(Lines of data)
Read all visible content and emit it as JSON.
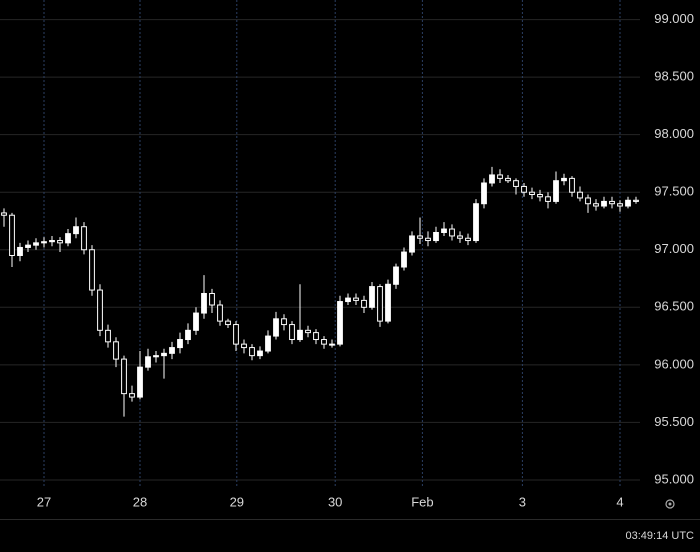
{
  "chart_data": {
    "type": "candlestick",
    "open": [
      97.32,
      97.3,
      96.95,
      97.02,
      97.04,
      97.06,
      97.07,
      97.08,
      97.06,
      97.14,
      97.2,
      97.0,
      96.65,
      96.3,
      96.2,
      96.05,
      95.75,
      95.72,
      95.98,
      96.07,
      96.08,
      96.1,
      96.15,
      96.22,
      96.3,
      96.45,
      96.62,
      96.52,
      96.38,
      96.35,
      96.18,
      96.15,
      96.08,
      96.12,
      96.25,
      96.4,
      96.35,
      96.22,
      96.3,
      96.28,
      96.22,
      96.18,
      96.18,
      96.55,
      96.58,
      96.56,
      96.5,
      96.68,
      96.38,
      96.7,
      96.85,
      96.98,
      97.12,
      97.1,
      97.08,
      97.15,
      97.18,
      97.12,
      97.1,
      97.08,
      97.4,
      97.58,
      97.65,
      97.62,
      97.6,
      97.55,
      97.5,
      97.48,
      97.46,
      97.42,
      97.6,
      97.62,
      97.5,
      97.45,
      97.4,
      97.38,
      97.42,
      97.4,
      97.38,
      97.43
    ],
    "high": [
      97.36,
      97.32,
      97.06,
      97.08,
      97.1,
      97.11,
      97.12,
      97.11,
      97.18,
      97.28,
      97.24,
      97.04,
      96.7,
      96.35,
      96.24,
      96.08,
      95.82,
      96.12,
      96.14,
      96.12,
      96.14,
      96.2,
      96.28,
      96.36,
      96.5,
      96.78,
      96.66,
      96.56,
      96.4,
      96.38,
      96.22,
      96.18,
      96.16,
      96.3,
      96.46,
      96.44,
      96.38,
      96.7,
      96.34,
      96.31,
      96.25,
      96.22,
      96.6,
      96.62,
      96.62,
      96.6,
      96.72,
      96.7,
      96.74,
      96.88,
      97.02,
      97.16,
      97.28,
      97.16,
      97.2,
      97.24,
      97.22,
      97.16,
      97.14,
      97.44,
      97.62,
      97.72,
      97.7,
      97.65,
      97.62,
      97.58,
      97.54,
      97.52,
      97.5,
      97.68,
      97.66,
      97.64,
      97.55,
      97.48,
      97.44,
      97.46,
      97.46,
      97.43,
      97.46,
      97.46
    ],
    "low": [
      97.2,
      96.85,
      96.9,
      96.98,
      97.0,
      97.02,
      97.03,
      96.98,
      97.03,
      97.1,
      96.96,
      96.6,
      96.25,
      96.15,
      95.98,
      95.55,
      95.68,
      95.7,
      95.95,
      96.02,
      95.88,
      96.05,
      96.1,
      96.18,
      96.26,
      96.4,
      96.45,
      96.34,
      96.32,
      96.12,
      96.1,
      96.04,
      96.05,
      96.1,
      96.22,
      96.3,
      96.18,
      96.2,
      96.24,
      96.18,
      96.14,
      96.15,
      96.16,
      96.52,
      96.52,
      96.45,
      96.48,
      96.33,
      96.36,
      96.66,
      96.82,
      96.95,
      97.05,
      97.03,
      97.06,
      97.12,
      97.08,
      97.06,
      97.04,
      97.06,
      97.36,
      97.55,
      97.58,
      97.58,
      97.48,
      97.46,
      97.44,
      97.42,
      97.36,
      97.4,
      97.56,
      97.46,
      97.42,
      97.32,
      97.34,
      97.36,
      97.36,
      97.33,
      97.36,
      97.4
    ],
    "close": [
      97.3,
      96.95,
      97.02,
      97.04,
      97.06,
      97.07,
      97.08,
      97.06,
      97.14,
      97.2,
      97.0,
      96.65,
      96.3,
      96.2,
      96.05,
      95.75,
      95.72,
      95.98,
      96.07,
      96.08,
      96.1,
      96.15,
      96.22,
      96.3,
      96.45,
      96.62,
      96.52,
      96.38,
      96.35,
      96.18,
      96.15,
      96.08,
      96.12,
      96.25,
      96.4,
      96.35,
      96.22,
      96.3,
      96.28,
      96.22,
      96.18,
      96.18,
      96.55,
      96.58,
      96.56,
      96.5,
      96.68,
      96.38,
      96.7,
      96.85,
      96.98,
      97.12,
      97.1,
      97.08,
      97.15,
      97.18,
      97.12,
      97.1,
      97.08,
      97.4,
      97.58,
      97.65,
      97.62,
      97.6,
      97.55,
      97.5,
      97.48,
      97.46,
      97.42,
      97.6,
      97.62,
      97.5,
      97.45,
      97.4,
      97.38,
      97.42,
      97.4,
      97.38,
      97.43,
      97.42
    ],
    "up_color": "#ffffff",
    "down_color": "#000000",
    "wick_color": "#ffffff",
    "xlim": [
      0,
      80
    ],
    "xticks": [
      {
        "value": 5.5,
        "label": "27"
      },
      {
        "value": 17.5,
        "label": "28"
      },
      {
        "value": 29.6,
        "label": "29"
      },
      {
        "value": 41.9,
        "label": "30"
      },
      {
        "value": 52.8,
        "label": "Feb"
      },
      {
        "value": 65.3,
        "label": "3"
      },
      {
        "value": 77.5,
        "label": "4"
      }
    ],
    "ylim": [
      94.93,
      99.17
    ],
    "yticks": [
      {
        "value": 95,
        "label": "95.000"
      },
      {
        "value": 95.5,
        "label": "95.500"
      },
      {
        "value": 96,
        "label": "96.000"
      },
      {
        "value": 96.5,
        "label": "96.500"
      },
      {
        "value": 97,
        "label": "97.000"
      },
      {
        "value": 97.5,
        "label": "97.500"
      },
      {
        "value": 98,
        "label": "98.000"
      },
      {
        "value": 98.5,
        "label": "98.500"
      },
      {
        "value": 99,
        "label": "99.000"
      }
    ],
    "grid": true,
    "clock": "03:49:14 UTC"
  }
}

WHAT NEEDS TO BE DONE — Repeat verbatim all the material, but not the pictures.

ANSWER TO THE TASK —
Read all visible content and emit it as JSON.
{
  "chart_data": {
    "type": "candlestick",
    "open": [
      97.32,
      97.3,
      96.95,
      97.02,
      97.04,
      97.06,
      97.07,
      97.08,
      97.06,
      97.14,
      97.2,
      97.0,
      96.65,
      96.3,
      96.2,
      96.05,
      95.75,
      95.72,
      95.98,
      96.07,
      96.08,
      96.1,
      96.15,
      96.22,
      96.3,
      96.45,
      96.62,
      96.52,
      96.38,
      96.35,
      96.18,
      96.15,
      96.08,
      96.12,
      96.25,
      96.4,
      96.35,
      96.22,
      96.3,
      96.28,
      96.22,
      96.18,
      96.18,
      96.55,
      96.58,
      96.56,
      96.5,
      96.68,
      96.38,
      96.7,
      96.85,
      96.98,
      97.12,
      97.1,
      97.08,
      97.15,
      97.18,
      97.12,
      97.1,
      97.08,
      97.4,
      97.58,
      97.65,
      97.62,
      97.6,
      97.55,
      97.5,
      97.48,
      97.46,
      97.42,
      97.6,
      97.62,
      97.5,
      97.45,
      97.4,
      97.38,
      97.42,
      97.4,
      97.38,
      97.43
    ],
    "high": [
      97.36,
      97.32,
      97.06,
      97.08,
      97.1,
      97.11,
      97.12,
      97.11,
      97.18,
      97.28,
      97.24,
      97.04,
      96.7,
      96.35,
      96.24,
      96.08,
      95.82,
      96.12,
      96.14,
      96.12,
      96.14,
      96.2,
      96.28,
      96.36,
      96.5,
      96.78,
      96.66,
      96.56,
      96.4,
      96.38,
      96.22,
      96.18,
      96.16,
      96.3,
      96.46,
      96.44,
      96.38,
      96.7,
      96.34,
      96.31,
      96.25,
      96.22,
      96.6,
      96.62,
      96.62,
      96.6,
      96.72,
      96.7,
      96.74,
      96.88,
      97.02,
      97.16,
      97.28,
      97.16,
      97.2,
      97.24,
      97.22,
      97.16,
      97.14,
      97.44,
      97.62,
      97.72,
      97.7,
      97.65,
      97.62,
      97.58,
      97.54,
      97.52,
      97.5,
      97.68,
      97.66,
      97.64,
      97.55,
      97.48,
      97.44,
      97.46,
      97.46,
      97.43,
      97.46,
      97.46
    ],
    "low": [
      97.2,
      96.85,
      96.9,
      96.98,
      97.0,
      97.02,
      97.03,
      96.98,
      97.03,
      97.1,
      96.96,
      96.6,
      96.25,
      96.15,
      95.98,
      95.55,
      95.68,
      95.7,
      95.95,
      96.02,
      95.88,
      96.05,
      96.1,
      96.18,
      96.26,
      96.4,
      96.45,
      96.34,
      96.32,
      96.12,
      96.1,
      96.04,
      96.05,
      96.1,
      96.22,
      96.3,
      96.18,
      96.2,
      96.24,
      96.18,
      96.14,
      96.15,
      96.16,
      96.52,
      96.52,
      96.45,
      96.48,
      96.33,
      96.36,
      96.66,
      96.82,
      96.95,
      97.05,
      97.03,
      97.06,
      97.12,
      97.08,
      97.06,
      97.04,
      97.06,
      97.36,
      97.55,
      97.58,
      97.58,
      97.48,
      97.46,
      97.44,
      97.42,
      97.36,
      97.4,
      97.56,
      97.46,
      97.42,
      97.32,
      97.34,
      97.36,
      97.36,
      97.33,
      97.36,
      97.4
    ],
    "close": [
      97.3,
      96.95,
      97.02,
      97.04,
      97.06,
      97.07,
      97.08,
      97.06,
      97.14,
      97.2,
      97.0,
      96.65,
      96.3,
      96.2,
      96.05,
      95.75,
      95.72,
      95.98,
      96.07,
      96.08,
      96.1,
      96.15,
      96.22,
      96.3,
      96.45,
      96.62,
      96.52,
      96.38,
      96.35,
      96.18,
      96.15,
      96.08,
      96.12,
      96.25,
      96.4,
      96.35,
      96.22,
      96.3,
      96.28,
      96.22,
      96.18,
      96.18,
      96.55,
      96.58,
      96.56,
      96.5,
      96.68,
      96.38,
      96.7,
      96.85,
      96.98,
      97.12,
      97.1,
      97.08,
      97.15,
      97.18,
      97.12,
      97.1,
      97.08,
      97.4,
      97.58,
      97.65,
      97.62,
      97.6,
      97.55,
      97.5,
      97.48,
      97.46,
      97.42,
      97.6,
      97.62,
      97.5,
      97.45,
      97.4,
      97.38,
      97.42,
      97.4,
      97.38,
      97.43,
      97.42
    ],
    "up_color": "#ffffff",
    "down_color": "#000000",
    "wick_color": "#ffffff",
    "xlim": [
      0,
      80
    ],
    "xticks": [
      {
        "value": 5.5,
        "label": "27"
      },
      {
        "value": 17.5,
        "label": "28"
      },
      {
        "value": 29.6,
        "label": "29"
      },
      {
        "value": 41.9,
        "label": "30"
      },
      {
        "value": 52.8,
        "label": "Feb"
      },
      {
        "value": 65.3,
        "label": "3"
      },
      {
        "value": 77.5,
        "label": "4"
      }
    ],
    "ylim": [
      94.93,
      99.17
    ],
    "yticks": [
      {
        "value": 95,
        "label": "95.000"
      },
      {
        "value": 95.5,
        "label": "95.500"
      },
      {
        "value": 96,
        "label": "96.000"
      },
      {
        "value": 96.5,
        "label": "96.500"
      },
      {
        "value": 97,
        "label": "97.000"
      },
      {
        "value": 97.5,
        "label": "97.500"
      },
      {
        "value": 98,
        "label": "98.000"
      },
      {
        "value": 98.5,
        "label": "98.500"
      },
      {
        "value": 99,
        "label": "99.000"
      }
    ],
    "grid": true,
    "clock": "03:49:14 UTC"
  }
}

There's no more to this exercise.